(SHORT TASK):
Your task is to quote the material that follows, in full and exactly.
== EXTRACTED INFORMATION
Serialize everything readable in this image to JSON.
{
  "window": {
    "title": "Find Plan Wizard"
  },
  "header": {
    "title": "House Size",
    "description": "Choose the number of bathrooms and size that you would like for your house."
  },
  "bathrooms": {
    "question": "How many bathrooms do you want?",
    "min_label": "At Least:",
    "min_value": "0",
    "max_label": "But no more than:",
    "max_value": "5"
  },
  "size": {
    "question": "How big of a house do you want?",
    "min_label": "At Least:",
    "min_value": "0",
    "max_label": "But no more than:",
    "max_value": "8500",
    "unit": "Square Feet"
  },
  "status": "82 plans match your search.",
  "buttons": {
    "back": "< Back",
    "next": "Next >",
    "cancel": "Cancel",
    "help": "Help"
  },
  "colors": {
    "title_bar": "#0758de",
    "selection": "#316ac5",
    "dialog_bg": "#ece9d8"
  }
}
====
(CORRECT RESULT):
Serialize everything readable in this image to JSON.
{
  "window": {
    "title": "Find Plan Wizard"
  },
  "header": {
    "title": "House Size",
    "description": "Choose the number of bathrooms and size that you would like for your house."
  },
  "bathrooms": {
    "question": "How many bathrooms do you want?",
    "min_label": "At Least:",
    "min_value": "0",
    "max_label": "But no more than:",
    "max_value": "5"
  },
  "size": {
    "question": "How big of a house do you want?",
    "min_label": "At Least:",
    "min_value": "0",
    "max_label": "But no more than:",
    "max_value": "8500",
    "unit": "Square Feet"
  },
  "status": "82 plans match your search.",
  "buttons": {
    "back": "< Back",
    "next": "Next >",
    "cancel": "Cancel",
    "help": "Help"
  },
  "colors": {
    "title_bar": "#0758de",
    "selection": "#316ac5",
    "dialog_bg": "#ece9d8"
  }
}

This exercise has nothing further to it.